> To be done
A) Say whether each statement agrees with the passage on law schools and MFA programs, answering yes or no and quoting the words of the passage that decide it. (i) MFA programs focus on producing successful genre writers. (ii) People go to law school, with occasional exceptions, to acquire a respectable and well-paid career. (iii) The writer's best friend and his wife graduated from a business school.
B) Write what comes next in the passage on law schools and MFA programs, picking up after its last sentence.
::: Provided passage :::
Identifying the disconnect at the center of the "law school scam"

I still continue to find Inside the Law School Scam an interesting and useful read, and this passage from a recent post comparing law schools to other graduate programs (and some follow-up comments) has helped me to see the heart of the problem that keeps pumping blood though the modern legal education market and has allowed the so-called "law school scam" to develop and continue.  First the passage from ILSS (with my emphasis added), then my explanation:

[It] is an interesting comparison [between law schools and the huge recent expansion of creative writing MFA programs], although in some ways an obviously inapt one.   No one goes into an MFA program intending to make lots of money.  Indeed it's notable that such programs never focus on producing successful genre writers -- i.e., the next Stephen King or John Grisham -- but are rather dedicated almost exclusively to literary fiction. Nor, as far as I know, do MFA programs engage in industry-wide placement stat deception.  (Unlike business schools I know something about these programs because my best friend and his wife are graduates of one).  The biggest distinction between law schools and MFA programs goes to the crucial issue of what economists call psychic income.  Lots of people grow up hoping to write the Great American Novel.  Nobody grows up hoping to one day be Henry Kravis's water carrier on a big M&A deal.  People go to law school, with occasional exceptions, in order to acquire a respectable and well-paid career.  MFA programs cater to peoples' dreams.  Law school is where dreams go to die (Yes I'm generalizing).
::: Recorded information :::
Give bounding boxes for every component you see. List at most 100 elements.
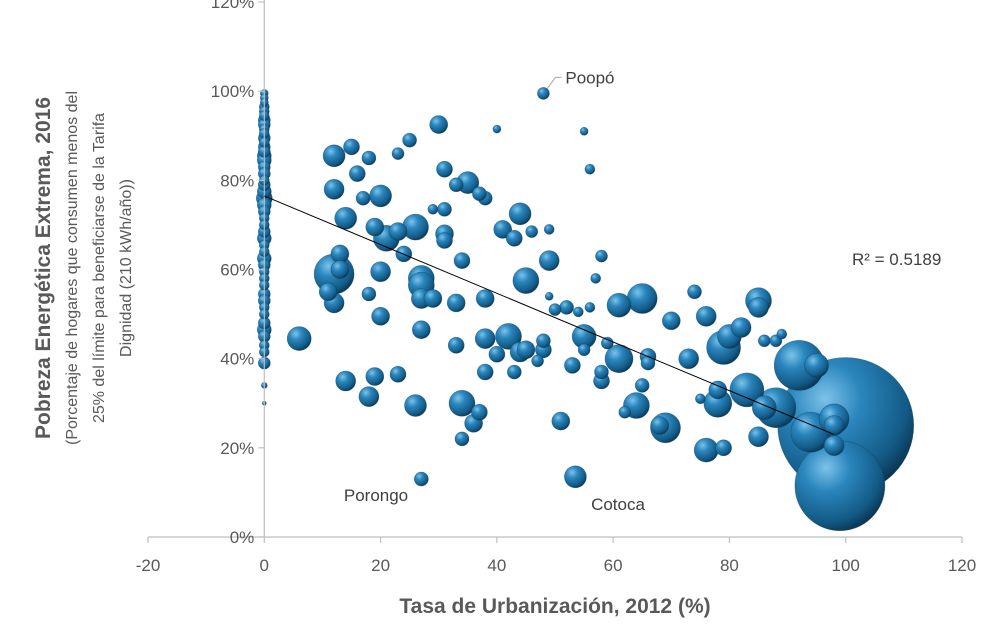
:::
> Per-task outputs
A)
(i) No: "such programs never focus on producing successful genre writers"
(ii) Yes: "People go to law school, with occasional exceptions, in order to acquire a respectable and well-paid career."
(iii) No: "Unlike business schools I know something about these programs because my best friend and his wife are graduates of one"

B)
Implicit in this passage are three critical contentions/assumptions about the professional thinking of some (many? most?) law students: (1) students go to law school intending to "make lots of money" (not because they dream of practicing law), (2) students expect that "average" performance at an "average" law school will result in a in a "respectable and well-paid career," and (3) students rely on deceptive law school placement stats to justify these decisions and expectations.

I trust some (many? most?) law students — especially those who are most aggrieved and vocal in their complains about the "law school scam" — would endorse these three critical contentions/assumptions and agree they help explain why so many recent graduates are now so upset that they "invested" so much in law school and are now not getting a fair (or any) return on that investment.

Changing perspectives, let me articulate what I suspect to be professional thinking of some (many? most?) law professors: (A) students interested primarily in making money should go to business school (because only those with lawyer dreams will be happy lawyers), (B) students with "average" grades at an "average" law school can find legal jobs, but they will need to "pick up their game" in practice to have a "well-paid" legal career, and (C) students who make serious and savvy efforts to find a legal job will eventually get a legal job.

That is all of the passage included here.